§ **WHAT THE TASK ASKS**
Gather up the lines that contain "this".

§ **DATA FOR THE TASK**

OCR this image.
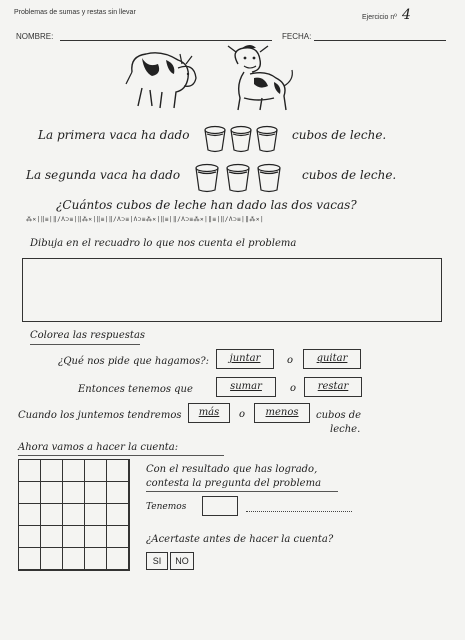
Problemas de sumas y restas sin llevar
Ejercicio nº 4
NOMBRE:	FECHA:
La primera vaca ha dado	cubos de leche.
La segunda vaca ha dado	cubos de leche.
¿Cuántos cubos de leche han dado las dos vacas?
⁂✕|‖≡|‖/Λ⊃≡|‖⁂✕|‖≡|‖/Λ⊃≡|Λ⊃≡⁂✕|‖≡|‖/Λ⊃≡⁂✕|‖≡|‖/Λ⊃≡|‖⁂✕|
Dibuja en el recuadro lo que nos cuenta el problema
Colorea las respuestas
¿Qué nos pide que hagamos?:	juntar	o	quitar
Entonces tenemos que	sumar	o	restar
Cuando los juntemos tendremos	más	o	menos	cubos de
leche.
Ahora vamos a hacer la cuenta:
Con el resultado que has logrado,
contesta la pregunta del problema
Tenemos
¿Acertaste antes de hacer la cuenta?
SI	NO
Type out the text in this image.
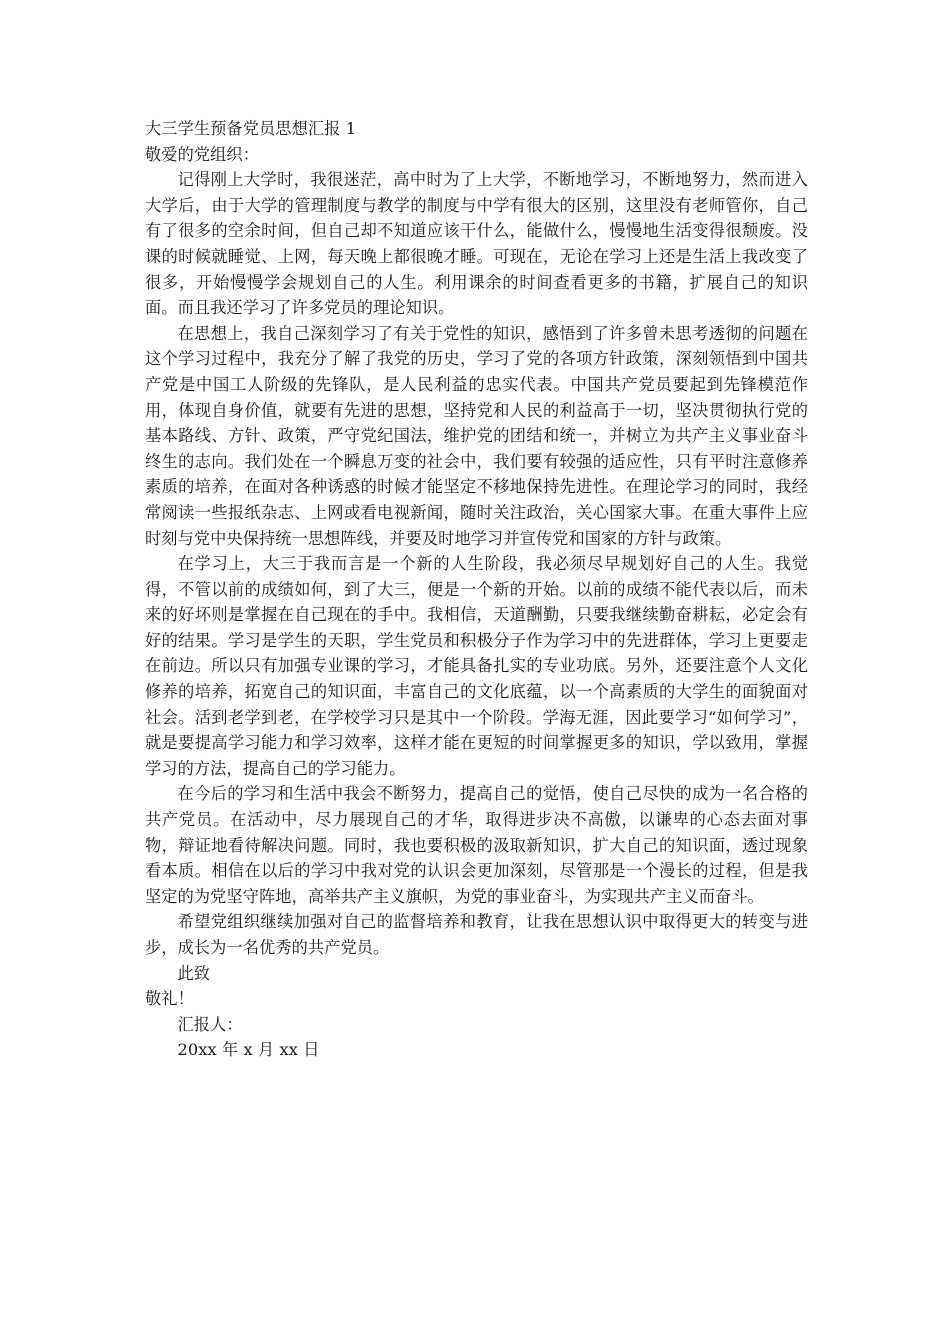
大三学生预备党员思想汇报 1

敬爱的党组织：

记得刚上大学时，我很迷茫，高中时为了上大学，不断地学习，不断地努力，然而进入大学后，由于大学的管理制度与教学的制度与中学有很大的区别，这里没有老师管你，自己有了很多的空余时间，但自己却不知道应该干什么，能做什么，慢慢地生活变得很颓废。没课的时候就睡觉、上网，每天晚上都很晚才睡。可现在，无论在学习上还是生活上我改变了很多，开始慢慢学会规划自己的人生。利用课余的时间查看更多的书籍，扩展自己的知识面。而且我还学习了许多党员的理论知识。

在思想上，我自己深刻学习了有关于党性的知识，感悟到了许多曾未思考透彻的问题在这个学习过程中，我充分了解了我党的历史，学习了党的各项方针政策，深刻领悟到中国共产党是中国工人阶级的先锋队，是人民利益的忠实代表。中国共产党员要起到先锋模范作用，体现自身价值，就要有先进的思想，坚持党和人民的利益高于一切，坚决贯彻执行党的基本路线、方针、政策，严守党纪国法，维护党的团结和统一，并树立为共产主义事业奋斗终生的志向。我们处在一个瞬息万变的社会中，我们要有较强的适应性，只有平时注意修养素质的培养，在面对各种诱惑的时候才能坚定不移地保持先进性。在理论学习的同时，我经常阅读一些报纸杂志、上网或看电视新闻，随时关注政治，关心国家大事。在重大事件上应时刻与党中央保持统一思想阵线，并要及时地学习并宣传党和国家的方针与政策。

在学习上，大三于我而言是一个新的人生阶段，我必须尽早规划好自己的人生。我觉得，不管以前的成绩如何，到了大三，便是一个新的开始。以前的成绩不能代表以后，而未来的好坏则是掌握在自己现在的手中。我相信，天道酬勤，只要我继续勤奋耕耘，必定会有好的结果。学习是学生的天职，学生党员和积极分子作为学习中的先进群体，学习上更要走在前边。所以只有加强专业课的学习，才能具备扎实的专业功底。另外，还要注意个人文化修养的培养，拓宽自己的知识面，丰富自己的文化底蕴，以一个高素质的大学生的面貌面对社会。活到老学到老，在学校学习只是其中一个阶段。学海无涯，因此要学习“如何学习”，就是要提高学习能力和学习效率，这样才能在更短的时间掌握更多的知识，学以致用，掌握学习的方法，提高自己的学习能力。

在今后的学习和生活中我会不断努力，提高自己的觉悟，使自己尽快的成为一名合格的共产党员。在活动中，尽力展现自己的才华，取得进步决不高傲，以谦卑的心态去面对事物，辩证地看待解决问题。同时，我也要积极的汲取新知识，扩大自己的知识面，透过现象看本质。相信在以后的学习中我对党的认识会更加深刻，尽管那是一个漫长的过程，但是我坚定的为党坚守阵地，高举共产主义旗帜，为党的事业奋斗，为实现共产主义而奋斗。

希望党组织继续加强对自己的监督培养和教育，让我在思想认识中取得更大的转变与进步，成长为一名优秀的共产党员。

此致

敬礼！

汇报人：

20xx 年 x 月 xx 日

§ **TASK RESPONSE**
OCR this image.
Type out the text in this image.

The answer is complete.